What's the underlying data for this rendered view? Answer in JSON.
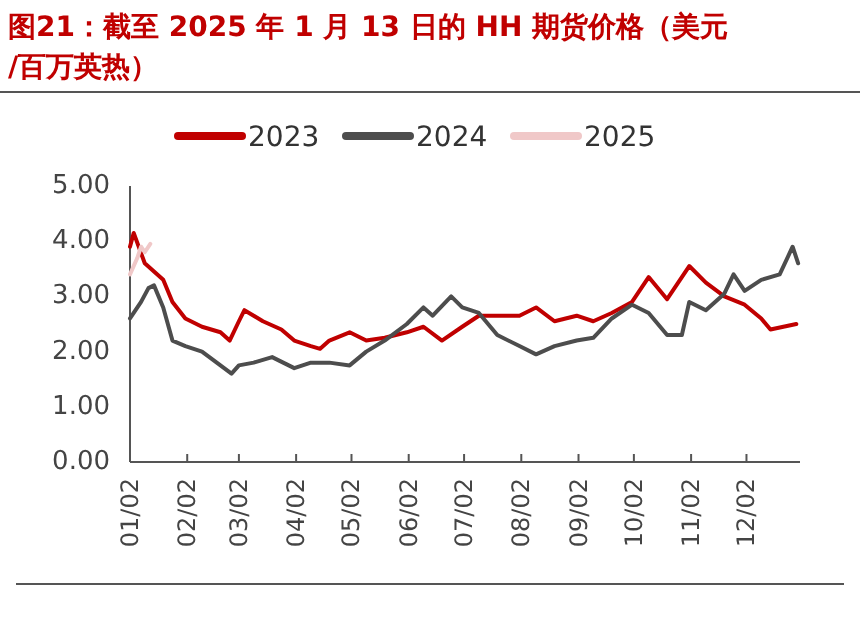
{
  "chart_data": {
    "type": "line",
    "title": "图21：截至 2025 年 1 月 13 日的 HH 期货价格（美元/百万英热）",
    "series": [
      {
        "name": "2023",
        "color": "#c00000",
        "x": [
          "--01-02",
          "--01-04",
          "--01-10",
          "--01-20",
          "--01-25",
          "--02-01",
          "--02-10",
          "--02-20",
          "--02-25",
          "--03-02",
          "--03-05",
          "--03-15",
          "--03-25",
          "--04-01",
          "--04-10",
          "--04-15",
          "--04-20",
          "--05-01",
          "--05-10",
          "--05-20",
          "--06-01",
          "--06-10",
          "--06-20",
          "--07-01",
          "--07-10",
          "--07-20",
          "--08-01",
          "--08-10",
          "--08-20",
          "--09-01",
          "--09-10",
          "--09-20",
          "--10-01",
          "--10-10",
          "--10-20",
          "--11-01",
          "--11-10",
          "--11-20",
          "--12-01",
          "--12-10",
          "--12-15",
          "--12-29"
        ],
        "values": [
          3.9,
          4.15,
          3.6,
          3.3,
          2.9,
          2.6,
          2.45,
          2.35,
          2.2,
          2.55,
          2.75,
          2.55,
          2.4,
          2.2,
          2.1,
          2.05,
          2.2,
          2.35,
          2.2,
          2.25,
          2.35,
          2.45,
          2.2,
          2.45,
          2.65,
          2.65,
          2.65,
          2.8,
          2.55,
          2.65,
          2.55,
          2.7,
          2.9,
          3.35,
          2.95,
          3.55,
          3.25,
          3.0,
          2.85,
          2.6,
          2.4,
          2.5
        ]
      },
      {
        "name": "2024",
        "color": "#4d4d4d",
        "x": [
          "--01-02",
          "--01-08",
          "--01-12",
          "--01-15",
          "--01-20",
          "--01-25",
          "--02-01",
          "--02-10",
          "--02-20",
          "--02-26",
          "--03-02",
          "--03-10",
          "--03-20",
          "--04-01",
          "--04-10",
          "--04-20",
          "--05-01",
          "--05-10",
          "--05-20",
          "--06-01",
          "--06-10",
          "--06-15",
          "--06-25",
          "--07-01",
          "--07-10",
          "--07-20",
          "--08-01",
          "--08-10",
          "--08-20",
          "--09-01",
          "--09-10",
          "--09-20",
          "--10-01",
          "--10-10",
          "--10-20",
          "--10-28",
          "--11-01",
          "--11-10",
          "--11-20",
          "--11-25",
          "--12-01",
          "--12-10",
          "--12-20",
          "--12-27",
          "--12-30"
        ],
        "values": [
          2.6,
          2.9,
          3.15,
          3.2,
          2.8,
          2.2,
          2.1,
          2.0,
          1.75,
          1.6,
          1.75,
          1.8,
          1.9,
          1.7,
          1.8,
          1.8,
          1.75,
          2.0,
          2.2,
          2.5,
          2.8,
          2.65,
          3.0,
          2.8,
          2.7,
          2.3,
          2.1,
          1.95,
          2.1,
          2.2,
          2.25,
          2.6,
          2.85,
          2.7,
          2.3,
          2.3,
          2.9,
          2.75,
          3.05,
          3.4,
          3.1,
          3.3,
          3.4,
          3.9,
          3.6
        ]
      },
      {
        "name": "2025",
        "color": "#f0c8c8",
        "x": [
          "--01-02",
          "--01-06",
          "--01-08",
          "--01-10",
          "--01-13"
        ],
        "values": [
          3.4,
          3.7,
          3.9,
          3.8,
          3.95
        ]
      }
    ],
    "xlim": [
      "--01-02",
      "--12-31"
    ],
    "xticks": [
      {
        "value": "--01-02",
        "label": "01/02"
      },
      {
        "value": "--02-02",
        "label": "02/02"
      },
      {
        "value": "--03-02",
        "label": "03/02"
      },
      {
        "value": "--04-02",
        "label": "04/02"
      },
      {
        "value": "--05-02",
        "label": "05/02"
      },
      {
        "value": "--06-02",
        "label": "06/02"
      },
      {
        "value": "--07-02",
        "label": "07/02"
      },
      {
        "value": "--08-02",
        "label": "08/02"
      },
      {
        "value": "--09-02",
        "label": "09/02"
      },
      {
        "value": "--10-02",
        "label": "10/02"
      },
      {
        "value": "--11-02",
        "label": "11/02"
      },
      {
        "value": "--12-02",
        "label": "12/02"
      }
    ],
    "ylim": [
      0,
      5
    ],
    "yticks": [
      {
        "value": 0,
        "label": "0.00"
      },
      {
        "value": 1,
        "label": "1.00"
      },
      {
        "value": 2,
        "label": "2.00"
      },
      {
        "value": 3,
        "label": "3.00"
      },
      {
        "value": 4,
        "label": "4.00"
      },
      {
        "value": 5,
        "label": "5.00"
      }
    ],
    "legend": "top",
    "grid": false,
    "marker": "none",
    "line_style": "solid"
  }
}
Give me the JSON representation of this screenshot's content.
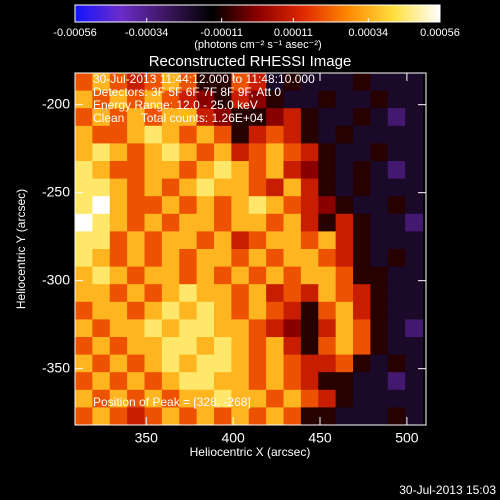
{
  "chart_data": {
    "type": "heatmap",
    "title": "Reconstructed RHESSI Image",
    "xlabel": "Heliocentric X (arcsec)",
    "ylabel": "Heliocentric Y (arcsec)",
    "colorbar_label": "(photons cm⁻² s⁻¹ asec⁻²)",
    "annotations": [
      "30-Jul-2013 11:44:12.000 to 11:48:10.000",
      "Detectors: 3F 5F 6F 7F 8F 9F, Att 0",
      "Energy Range: 12.0 - 25.0 keV",
      "Clean     Total counts: 1.26E+04"
    ],
    "peak_label": "Position of Peak = [328, -268]",
    "timestamp": "30-Jul-2013 15:03",
    "xlim": [
      309,
      511
    ],
    "ylim": [
      -382,
      -182
    ],
    "xticks": [
      350,
      400,
      450,
      500
    ],
    "yticks": [
      -200,
      -250,
      -300,
      -350
    ],
    "clim": [
      -0.00056,
      0.00056
    ],
    "cticks": [
      -0.00056,
      -0.00034,
      -0.00011,
      0.00011,
      0.00034,
      0.00056
    ],
    "colormap": [
      "#1414ff",
      "#6a2cc8",
      "#3c1660",
      "#000000",
      "#8a0000",
      "#e02800",
      "#ff8a00",
      "#ffe040",
      "#ffffff"
    ],
    "x": [
      314,
      324,
      334,
      344,
      354,
      364,
      374,
      384,
      394,
      404,
      414,
      424,
      434,
      444,
      454,
      464,
      474,
      484,
      494,
      504
    ],
    "y": [
      -187,
      -197,
      -207,
      -217,
      -227,
      -237,
      -247,
      -257,
      -267,
      -277,
      -287,
      -297,
      -307,
      -317,
      -327,
      -337,
      -347,
      -357,
      -367,
      -377
    ],
    "z": [
      [
        0.0002,
        0.00035,
        0.0002,
        0.0001,
        0.0002,
        0.00035,
        0.0002,
        -0.0001,
        -0.0001,
        0.0002,
        0.0001,
        -0.0002,
        -0.0001,
        -0.0002,
        -0.0002,
        -0.0002,
        -0.0001,
        -0.0002,
        -0.0002,
        -0.0002
      ],
      [
        0.00035,
        0.0002,
        0.00035,
        0.0002,
        0.00035,
        0.0002,
        0.0001,
        0,
        -0.0001,
        0.0001,
        0,
        -0.0001,
        -0.0002,
        -0.0002,
        -0.0001,
        -0.0002,
        -0.0002,
        -0.0001,
        -0.0002,
        -0.0002
      ],
      [
        0.0002,
        0.00035,
        0.0002,
        0.00035,
        0.0002,
        0.00035,
        0.00035,
        0.0001,
        0,
        -0.0001,
        -0.0001,
        0,
        0.0001,
        -0.0001,
        -0.0002,
        -0.0002,
        -0.0001,
        -0.0002,
        -0.0003,
        -0.0002
      ],
      [
        0.00035,
        0.0002,
        0.0002,
        0.00035,
        0.00045,
        0.00035,
        0.0002,
        0.00035,
        0.0002,
        -0.0001,
        0.0001,
        0.0002,
        0.0001,
        -0.0001,
        -0.0002,
        -0.0001,
        -0.0002,
        -0.0002,
        -0.0002,
        -0.0002
      ],
      [
        0.00035,
        0.00045,
        0.00035,
        0.0002,
        0.00035,
        0.00045,
        0.00035,
        0.0002,
        0.00035,
        0.0001,
        0.0002,
        0.00035,
        0.0002,
        0.0001,
        -0.0001,
        -0.0002,
        -0.0002,
        -0.0001,
        -0.0002,
        -0.0002
      ],
      [
        0.00045,
        0.00035,
        0.0002,
        0.0002,
        0.00035,
        0.00035,
        0.0002,
        0.00035,
        0.00045,
        0.00035,
        0.0002,
        0.00035,
        0.0001,
        0,
        -0.0001,
        -0.0002,
        -0.0001,
        -0.0002,
        -0.0003,
        -0.0002
      ],
      [
        0.00045,
        0.00045,
        0.00035,
        0.0002,
        0.00035,
        0.0002,
        0.00035,
        0.00045,
        0.00035,
        0.00035,
        0.0002,
        0.0001,
        0.00035,
        0.0001,
        -0.0001,
        -0.0002,
        -0.0001,
        -0.0002,
        -0.0002,
        -0.0002
      ],
      [
        0.00045,
        0.00056,
        0.00035,
        0.0002,
        0.0002,
        0.00035,
        0.0002,
        0.00035,
        0.0002,
        0.00035,
        0.00045,
        0.00035,
        0.0002,
        0.0001,
        0,
        -0.0001,
        -0.0002,
        -0.0002,
        -0.0001,
        -0.0002
      ],
      [
        0.00056,
        0.00045,
        0.00035,
        0.0002,
        0.00035,
        0.0002,
        0.00035,
        0.00035,
        0.0002,
        0.00035,
        0.00035,
        0.0002,
        0.00035,
        0.0001,
        -0.0001,
        0.0001,
        -0.0001,
        -0.0002,
        -0.0002,
        -0.0003
      ],
      [
        0.00045,
        0.00045,
        0.0002,
        0.00035,
        0.0002,
        0.00035,
        0.00035,
        0.0002,
        0.00035,
        0.0001,
        0.0002,
        0.00035,
        0.00035,
        0.0002,
        0.00035,
        0.0001,
        -0.0001,
        -0.0002,
        -0.0002,
        -0.0002
      ],
      [
        0.00045,
        0.00035,
        0.0002,
        0.00035,
        0.0002,
        0.00035,
        0.0002,
        0.00035,
        0.00035,
        0.0002,
        0.00035,
        0.0002,
        0.00035,
        0.00035,
        0.0002,
        0.0001,
        -0.0001,
        -0.0002,
        -0.0001,
        -0.0002
      ],
      [
        0.00035,
        0.00045,
        0.00035,
        0.0002,
        0.00035,
        0.00035,
        0.0002,
        0.00035,
        0.0002,
        0.00035,
        0.0002,
        0.00035,
        0.0002,
        0.00035,
        0.00035,
        0.0002,
        -0.0001,
        -0.0001,
        -0.0002,
        -0.0002
      ],
      [
        0.00035,
        0.00035,
        0.0002,
        0.00035,
        0.0002,
        0.00035,
        0.00045,
        0.00035,
        0.00035,
        0.0002,
        0.00035,
        0.0001,
        0.0002,
        0.0001,
        0.00035,
        0.0002,
        0.0001,
        -0.0001,
        -0.0002,
        -0.0002
      ],
      [
        0.0002,
        0.00035,
        0.00035,
        0.0002,
        0.00035,
        0.00045,
        0.00035,
        0.00045,
        0.00035,
        0.0002,
        0.00035,
        0.0002,
        0.0001,
        -0.0001,
        0.0002,
        0.00035,
        0.0001,
        -0.0001,
        -0.0002,
        -0.0002
      ],
      [
        0.00035,
        0.0002,
        0.00035,
        0.00035,
        0.00045,
        0.00035,
        0.00045,
        0.00045,
        0.00035,
        0.00035,
        0.0002,
        0.0001,
        0,
        -0.0001,
        0.0001,
        0.00035,
        0.0002,
        -0.0001,
        -0.0002,
        -0.0003
      ],
      [
        0.0002,
        0.00035,
        0.0002,
        0.00035,
        0.00035,
        0.00045,
        0.00045,
        0.00035,
        0.00045,
        0.00035,
        0.0002,
        0.00035,
        0.0001,
        -0.0001,
        0.0002,
        0.00035,
        0.0002,
        -0.0001,
        -0.0002,
        -0.0002
      ],
      [
        0.00035,
        0.0002,
        0.00035,
        0.0002,
        0.00035,
        0.00045,
        0.00035,
        0.00045,
        0.00045,
        0.00035,
        0.0002,
        0.00035,
        0.0002,
        0.0001,
        0.0001,
        0.0002,
        -0.0001,
        -0.0002,
        -0.0001,
        -0.0002
      ],
      [
        0.0002,
        0.00035,
        0.0002,
        0.00035,
        0.0002,
        0.00035,
        0.00045,
        0.00045,
        0.00035,
        0.00035,
        0.0002,
        0.00035,
        0.0002,
        0.0001,
        -0.0001,
        -0.0001,
        -0.0002,
        -0.0002,
        -0.0003,
        -0.0002
      ],
      [
        0.00035,
        0.0002,
        0.00035,
        0.0002,
        0.00035,
        0.0002,
        0.00035,
        0.00035,
        0.00045,
        0.00035,
        0.00035,
        0.0002,
        0.00035,
        0.0002,
        0.0001,
        -0.0001,
        -0.0002,
        -0.0002,
        -0.0002,
        -0.0002
      ],
      [
        0.0002,
        0.00035,
        0.0002,
        0.0001,
        0.0002,
        0.00035,
        0.0002,
        0.00035,
        0.0002,
        0.00035,
        0.0002,
        0.00035,
        0.0002,
        -0.0001,
        -0.0001,
        -0.0002,
        -0.0002,
        -0.0002,
        -0.0001,
        -0.0002
      ]
    ]
  }
}
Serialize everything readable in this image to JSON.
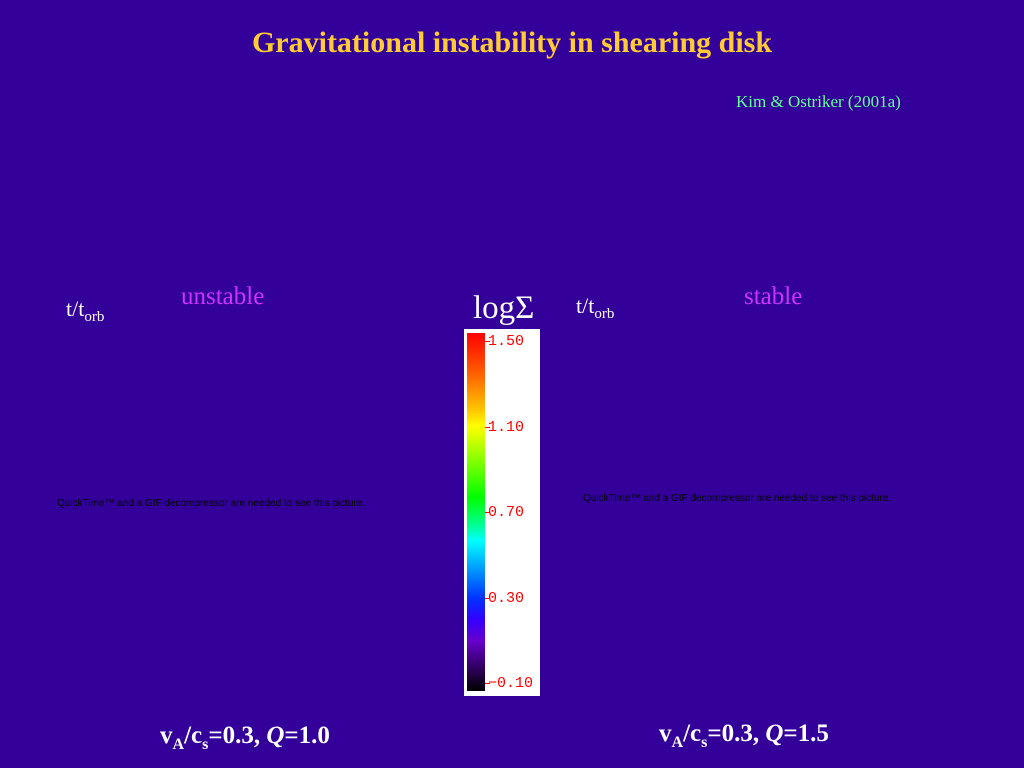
{
  "slide": {
    "title": "Gravitational instability in shearing disk",
    "credit": "Kim & Ostriker (2001a)"
  },
  "left_panel": {
    "time_label_main": "t/t",
    "time_label_sub": "orb",
    "state": "unstable",
    "placeholder_notice": "QuickTime™ and a GIF decompressor are needed to see this picture.",
    "caption": {
      "v": "v",
      "v_sub": "A",
      "c": "/c",
      "c_sub": "s",
      "ratio": "=0.3, ",
      "q": "Q",
      "q_value": "=1.0"
    }
  },
  "right_panel": {
    "time_label_main": "t/t",
    "time_label_sub": "orb",
    "state": "stable",
    "placeholder_notice": "QuickTime™ and a GIF decompressor are needed to see this picture.",
    "caption": {
      "v": "v",
      "v_sub": "A",
      "c": "/c",
      "c_sub": "s",
      "ratio": "=0.3, ",
      "q": "Q",
      "q_value": "=1.5"
    }
  },
  "colorbar": {
    "label": "logΣ",
    "ticks": [
      "1.50",
      "1.10",
      "0.70",
      "0.30",
      "−0.10"
    ],
    "tick_values": [
      1.5,
      1.1,
      0.7,
      0.3,
      -0.1
    ],
    "range": [
      -0.1,
      1.5
    ],
    "tick_color": "#ff0000"
  },
  "colors": {
    "background": "#330099",
    "title": "#ffcc33",
    "credit": "#66ff99",
    "state_label": "#cc33ff"
  }
}
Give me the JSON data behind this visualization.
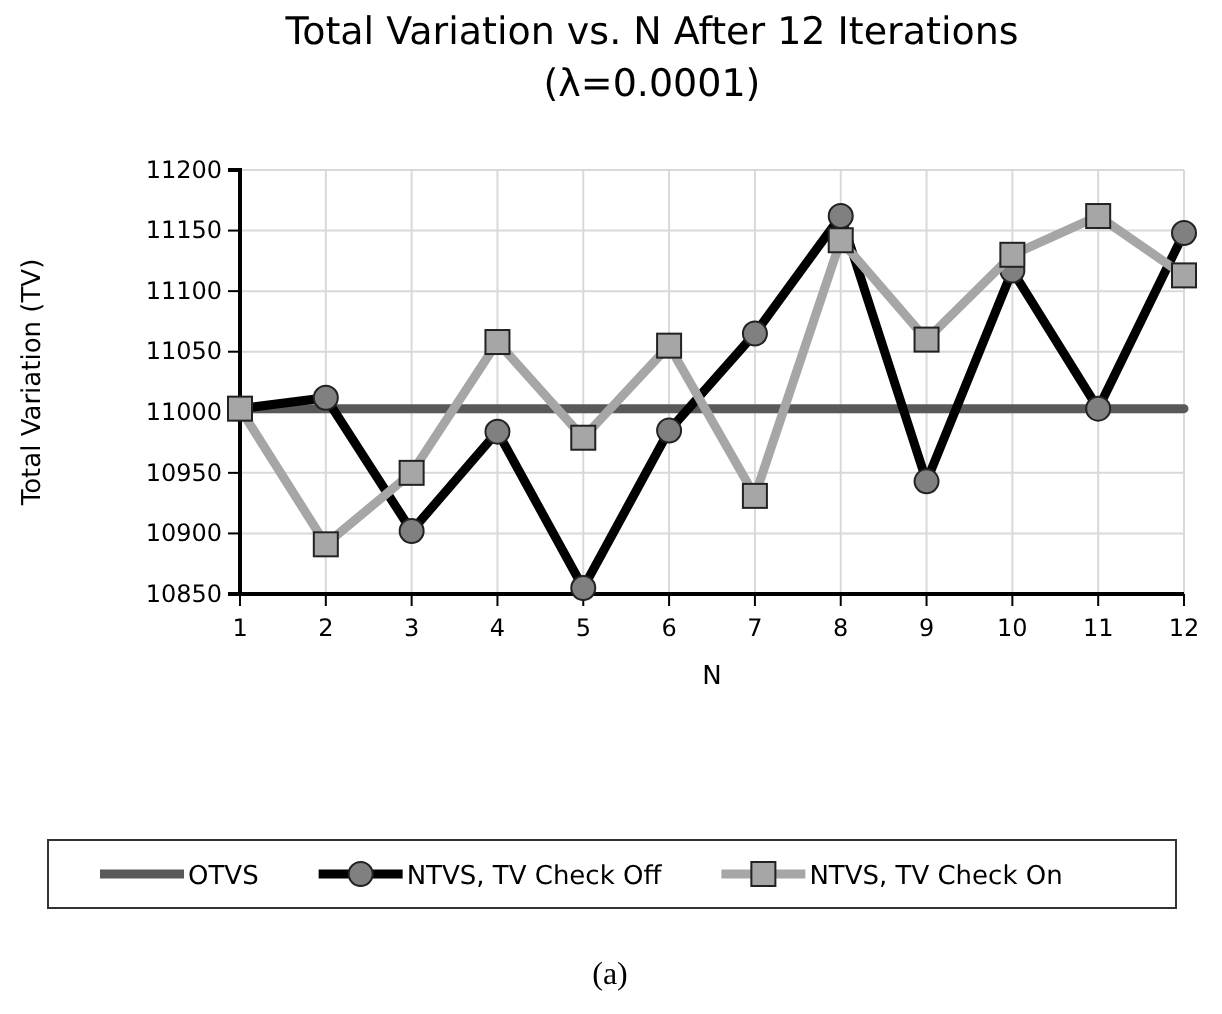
{
  "chart_data": {
    "type": "line",
    "title": "Total Variation vs. N After 12 Iterations\n(λ=0.0001)",
    "xlabel": "N",
    "ylabel": "Total Variation (TV)",
    "x": [
      1,
      2,
      3,
      4,
      5,
      6,
      7,
      8,
      9,
      10,
      11,
      12
    ],
    "xlim": [
      1,
      12
    ],
    "xticks": [
      1,
      2,
      3,
      4,
      5,
      6,
      7,
      8,
      9,
      10,
      11,
      12
    ],
    "series": [
      {
        "name": "OTVS",
        "color": "#595959",
        "marker": "none",
        "values": [
          11003,
          11003,
          11003,
          11003,
          11003,
          11003,
          11003,
          11003,
          11003,
          11003,
          11003,
          11003
        ]
      },
      {
        "name": "NTVS, TV Check Off",
        "color": "#000000",
        "marker": "circle",
        "values": [
          11003,
          11012,
          10902,
          10984,
          10855,
          10985,
          11065,
          11162,
          10943,
          11117,
          11003,
          11148
        ]
      },
      {
        "name": "NTVS, TV Check On",
        "color": "#a6a6a6",
        "marker": "square",
        "values": [
          11003,
          10891,
          10950,
          11058,
          10979,
          11055,
          10931,
          11142,
          11060,
          11130,
          11162,
          11113
        ]
      }
    ],
    "ylim": [
      10850,
      11200
    ],
    "yticks": [
      10850,
      10900,
      10950,
      11000,
      11050,
      11100,
      11150,
      11200
    ],
    "grid": true,
    "legend": "bottom",
    "annotations": [
      "(a)"
    ]
  }
}
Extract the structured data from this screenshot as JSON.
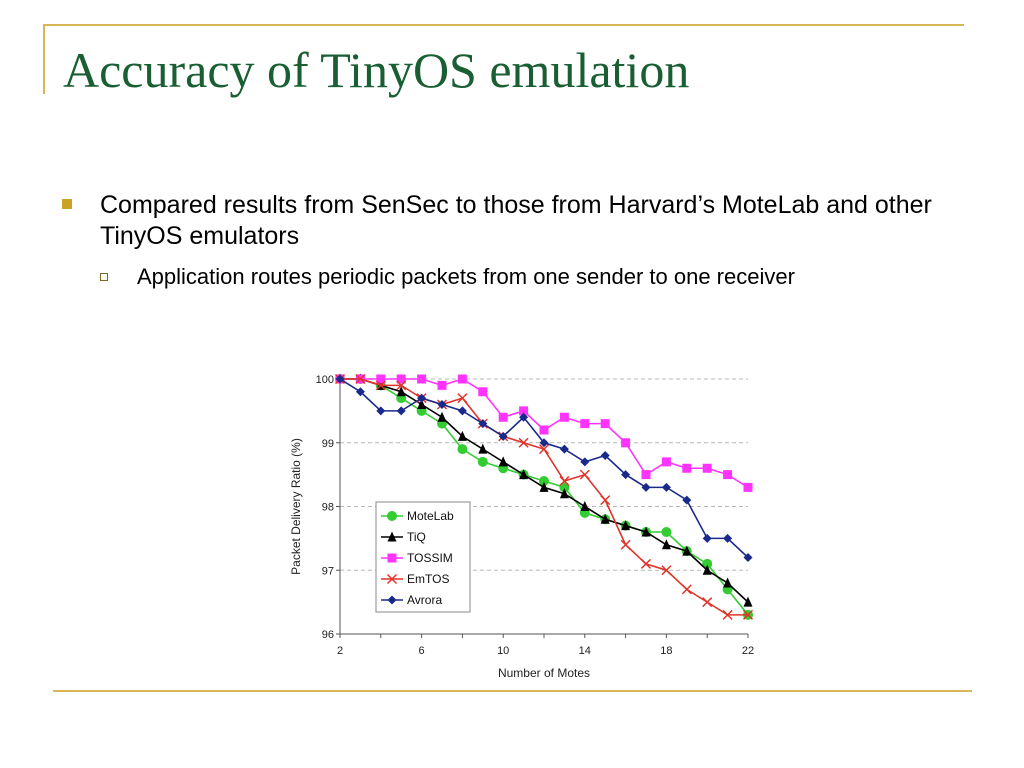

....

Which lines include the word "Total"? Copy every one of them.

> Right answer:
      "Clean     Total counts: 1.26E+04"
    "title": "Total Variation vs. N After 12 Iterations\n(λ=0.0001)",
    "ylabel": "Total Variation (TV)",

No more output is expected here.